(Records from a collection of figures)
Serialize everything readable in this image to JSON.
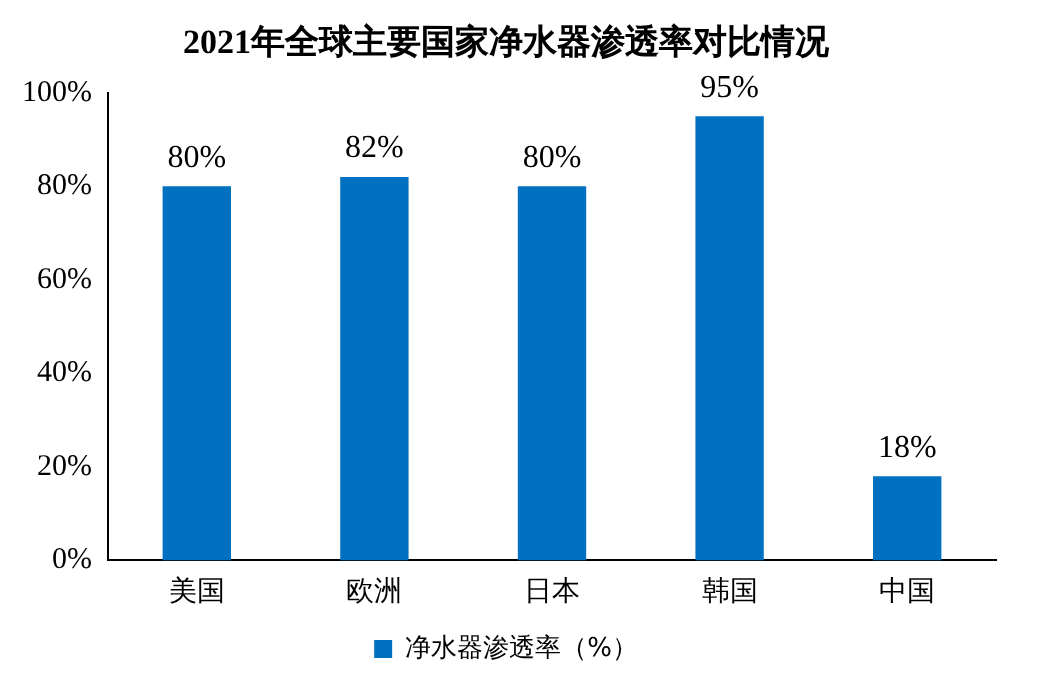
{
  "chart_data": {
    "type": "bar",
    "title": "2021年全球主要国家净水器渗透率对比情况",
    "categories": [
      "美国",
      "欧洲",
      "日本",
      "韩国",
      "中国"
    ],
    "series": [
      {
        "name": "净水器渗透率（%）",
        "color": "#0070c0",
        "values": [
          80,
          82,
          80,
          95,
          18
        ]
      }
    ],
    "value_labels": [
      "80%",
      "82%",
      "80%",
      "95%",
      "18%"
    ],
    "ylim": [
      0,
      100
    ],
    "yticks": [
      {
        "value": 0,
        "label": "0%"
      },
      {
        "value": 20,
        "label": "20%"
      },
      {
        "value": 40,
        "label": "40%"
      },
      {
        "value": 60,
        "label": "60%"
      },
      {
        "value": 80,
        "label": "80%"
      },
      {
        "value": 100,
        "label": "100%"
      }
    ],
    "grid": false,
    "legend": "bottom"
  }
}
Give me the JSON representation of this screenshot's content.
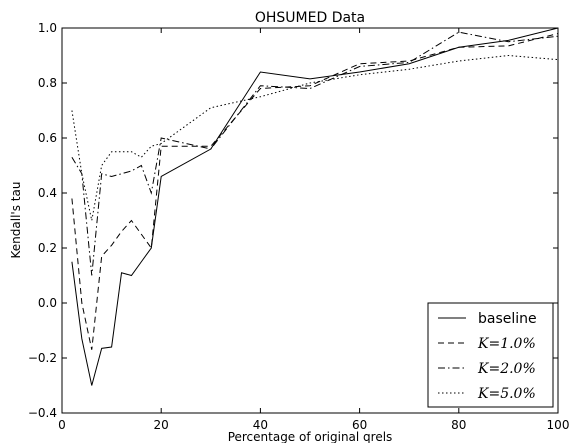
{
  "chart_data": {
    "type": "line",
    "title": "OHSUMED Data",
    "xlabel": "Percentage of original qrels",
    "ylabel": "Kendall's tau",
    "xlim": [
      0,
      100
    ],
    "ylim": [
      -0.4,
      1.0
    ],
    "xticks": [
      "0",
      "20",
      "40",
      "60",
      "80",
      "100"
    ],
    "yticks": [
      "−0.4",
      "−0.2",
      "0.0",
      "0.2",
      "0.4",
      "0.6",
      "0.8",
      "1.0"
    ],
    "xtick_values": [
      0,
      20,
      40,
      60,
      80,
      100
    ],
    "ytick_values": [
      -0.4,
      -0.2,
      0.0,
      0.2,
      0.4,
      0.6,
      0.8,
      1.0
    ],
    "grid": false,
    "legend_position": "bottom-right",
    "series": [
      {
        "name": "baseline",
        "style": "solid",
        "x": [
          2,
          4,
          6,
          8,
          10,
          12,
          14,
          16,
          18,
          20,
          30,
          40,
          50,
          60,
          70,
          80,
          90,
          100
        ],
        "y": [
          0.15,
          -0.13,
          -0.3,
          -0.165,
          -0.16,
          0.11,
          0.1,
          0.15,
          0.2,
          0.46,
          0.56,
          0.84,
          0.815,
          0.84,
          0.87,
          0.93,
          0.955,
          1.0
        ]
      },
      {
        "name": "K=1.0%",
        "style": "dashed",
        "x": [
          2,
          4,
          6,
          8,
          10,
          12,
          14,
          16,
          18,
          20,
          30,
          40,
          50,
          60,
          70,
          80,
          90,
          100
        ],
        "y": [
          0.38,
          0.0,
          -0.17,
          0.17,
          0.21,
          0.26,
          0.3,
          0.25,
          0.2,
          0.57,
          0.57,
          0.78,
          0.79,
          0.87,
          0.88,
          0.93,
          0.935,
          0.98
        ]
      },
      {
        "name": "K=2.0%",
        "style": "dashdot",
        "x": [
          2,
          4,
          6,
          8,
          10,
          12,
          14,
          16,
          18,
          20,
          30,
          40,
          50,
          60,
          70,
          80,
          90,
          100
        ],
        "y": [
          0.53,
          0.47,
          0.1,
          0.47,
          0.46,
          0.47,
          0.48,
          0.5,
          0.4,
          0.6,
          0.56,
          0.79,
          0.78,
          0.86,
          0.875,
          0.985,
          0.95,
          0.97
        ]
      },
      {
        "name": "K=5.0%",
        "style": "dotted",
        "x": [
          2,
          4,
          6,
          8,
          10,
          12,
          14,
          16,
          18,
          20,
          30,
          40,
          50,
          60,
          70,
          80,
          90,
          100
        ],
        "y": [
          0.7,
          0.47,
          0.3,
          0.5,
          0.55,
          0.55,
          0.55,
          0.53,
          0.57,
          0.58,
          0.71,
          0.75,
          0.8,
          0.83,
          0.85,
          0.88,
          0.9,
          0.885
        ]
      }
    ],
    "legend": [
      {
        "label": "baseline",
        "style": "solid",
        "plain": true
      },
      {
        "label": "K=1.0%",
        "style": "dashed",
        "plain": false
      },
      {
        "label": "K=2.0%",
        "style": "dashdot",
        "plain": false
      },
      {
        "label": "K=5.0%",
        "style": "dotted",
        "plain": false
      }
    ],
    "colors": {
      "line": "#000000",
      "background": "#ffffff",
      "frame": "#000000"
    }
  }
}
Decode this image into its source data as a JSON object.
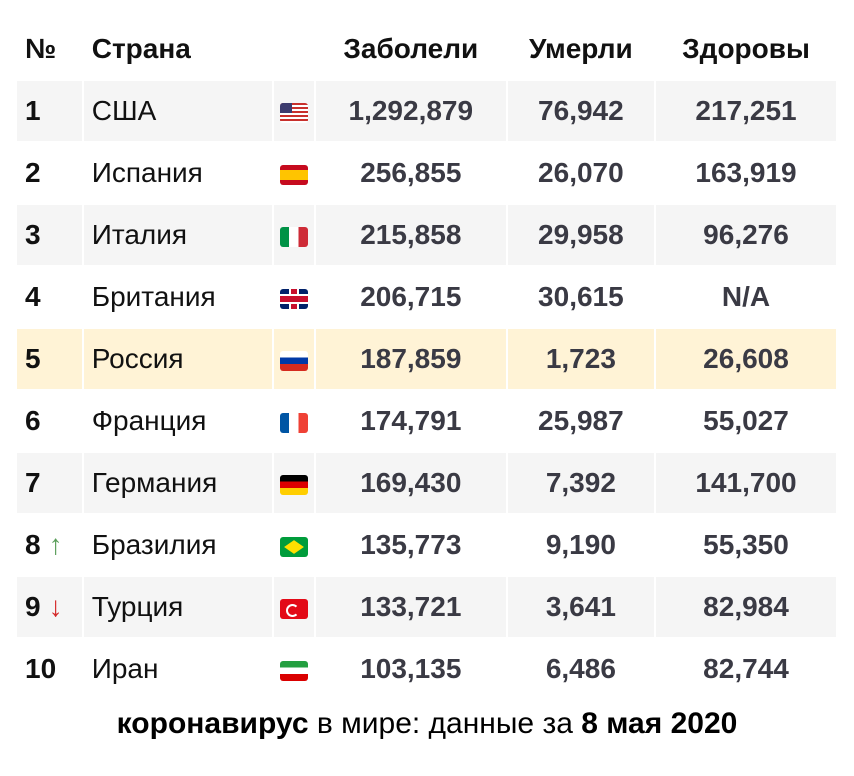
{
  "headers": {
    "rank": "№",
    "country": "Страна",
    "cases": "Заболели",
    "deaths": "Умерли",
    "recovered": "Здоровы"
  },
  "rows": [
    {
      "rank": "1",
      "arrow": "",
      "country": "США",
      "flag": "us",
      "cases": "1,292,879",
      "deaths": "76,942",
      "recovered": "217,251"
    },
    {
      "rank": "2",
      "arrow": "",
      "country": "Испания",
      "flag": "es",
      "cases": "256,855",
      "deaths": "26,070",
      "recovered": "163,919"
    },
    {
      "rank": "3",
      "arrow": "",
      "country": "Италия",
      "flag": "it",
      "cases": "215,858",
      "deaths": "29,958",
      "recovered": "96,276"
    },
    {
      "rank": "4",
      "arrow": "",
      "country": "Британия",
      "flag": "gb",
      "cases": "206,715",
      "deaths": "30,615",
      "recovered": "N/A"
    },
    {
      "rank": "5",
      "arrow": "",
      "country": "Россия",
      "flag": "ru",
      "cases": "187,859",
      "deaths": "1,723",
      "recovered": "26,608",
      "highlight": true
    },
    {
      "rank": "6",
      "arrow": "",
      "country": "Франция",
      "flag": "fr",
      "cases": "174,791",
      "deaths": "25,987",
      "recovered": "55,027"
    },
    {
      "rank": "7",
      "arrow": "",
      "country": "Германия",
      "flag": "de",
      "cases": "169,430",
      "deaths": "7,392",
      "recovered": "141,700"
    },
    {
      "rank": "8",
      "arrow": "↑",
      "country": "Бразилия",
      "flag": "br",
      "cases": "135,773",
      "deaths": "9,190",
      "recovered": "55,350"
    },
    {
      "rank": "9",
      "arrow": "↓",
      "country": "Турция",
      "flag": "tr",
      "cases": "133,721",
      "deaths": "3,641",
      "recovered": "82,984"
    },
    {
      "rank": "10",
      "arrow": "",
      "country": "Иран",
      "flag": "ir",
      "cases": "103,135",
      "deaths": "6,486",
      "recovered": "82,744"
    }
  ],
  "colors": {
    "up": "#5a9e5a",
    "down": "#d42a2a",
    "highlight": "#fff3d6",
    "stripe": "#f5f5f5"
  },
  "caption": {
    "bold1": "коронавирус",
    "middle": " в мире: данные за ",
    "bold2": "8 мая 2020"
  }
}
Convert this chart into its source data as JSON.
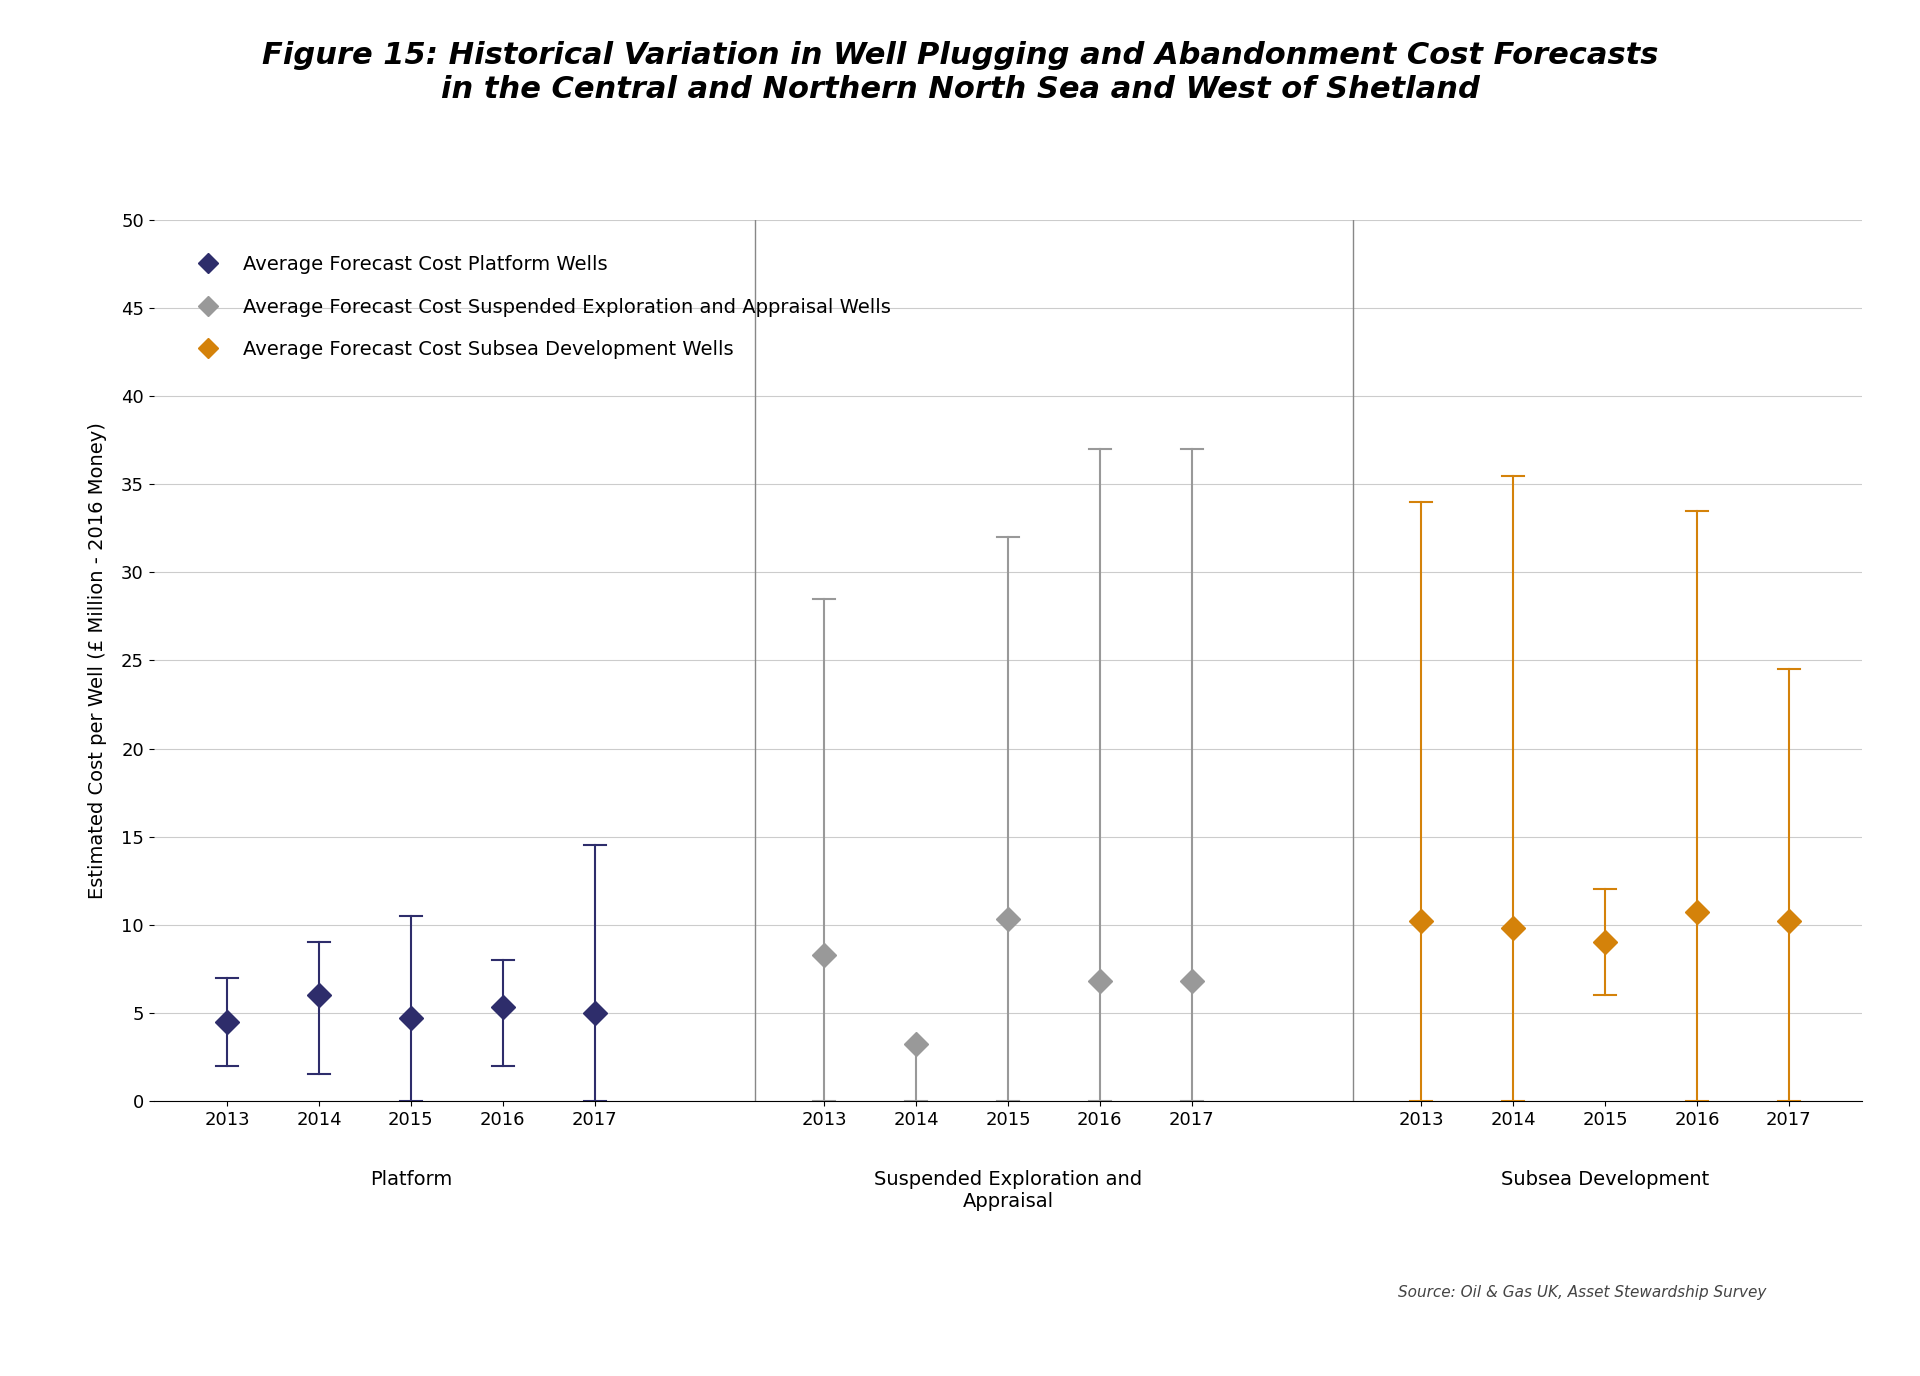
{
  "title_line1": "Figure 15: Historical Variation in Well Plugging and Abandonment Cost Forecasts",
  "title_line2": "in the Central and Northern North Sea and West of Shetland",
  "ylabel": "Estimated Cost per Well (£ Million - 2016 Money)",
  "source": "Source: Oil & Gas UK, Asset Stewardship Survey",
  "ylim": [
    0,
    50
  ],
  "yticks": [
    0,
    5,
    10,
    15,
    20,
    25,
    30,
    35,
    40,
    45,
    50
  ],
  "group_labels": [
    "Platform",
    "Suspended Exploration and\nAppraisal",
    "Subsea Development"
  ],
  "years": [
    "2013",
    "2014",
    "2015",
    "2016",
    "2017"
  ],
  "platform": {
    "means": [
      4.5,
      6.0,
      4.7,
      5.3,
      5.0
    ],
    "lower_bounds": [
      2.0,
      1.5,
      0.0,
      2.0,
      0.0
    ],
    "upper_bounds": [
      7.0,
      9.0,
      10.5,
      8.0,
      14.5
    ],
    "color": "#2E2D6B",
    "marker": "D",
    "label": "Average Forecast Cost Platform Wells"
  },
  "suspended": {
    "means": [
      8.3,
      3.2,
      10.3,
      6.8,
      6.8
    ],
    "lower_bounds": [
      0.0,
      0.0,
      0.0,
      0.0,
      0.0
    ],
    "upper_bounds": [
      28.5,
      0.0,
      32.0,
      37.0,
      37.0
    ],
    "color": "#999999",
    "marker": "D",
    "label": "Average Forecast Cost Suspended Exploration and Appraisal Wells"
  },
  "subsea": {
    "means": [
      10.2,
      9.8,
      9.0,
      10.7,
      10.2
    ],
    "lower_bounds": [
      0.0,
      0.0,
      6.0,
      0.0,
      0.0
    ],
    "upper_bounds": [
      34.0,
      35.5,
      12.0,
      33.5,
      24.5
    ],
    "color": "#D4820A",
    "marker": "D",
    "label": "Average Forecast Cost Subsea Development Wells"
  },
  "background_color": "#FFFFFF",
  "grid_color": "#CCCCCC",
  "title_fontsize": 22,
  "axis_label_fontsize": 14,
  "tick_fontsize": 13,
  "legend_fontsize": 14,
  "source_fontsize": 11
}
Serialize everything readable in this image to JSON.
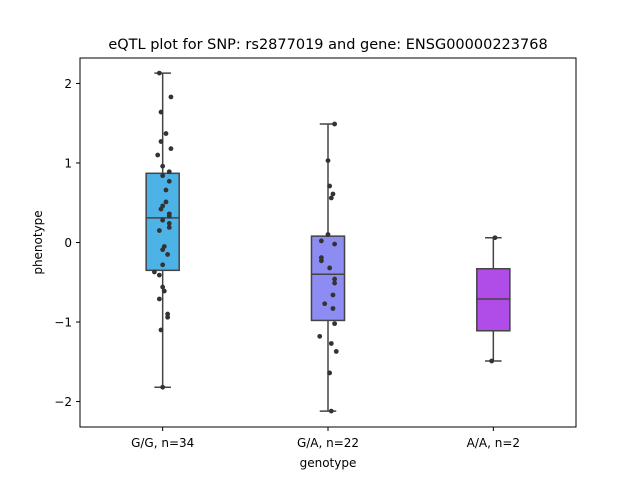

== What the task asks ==
Among the entries above, how many lines include the word "deaths"? Reply with the number only.

== Task response ==
11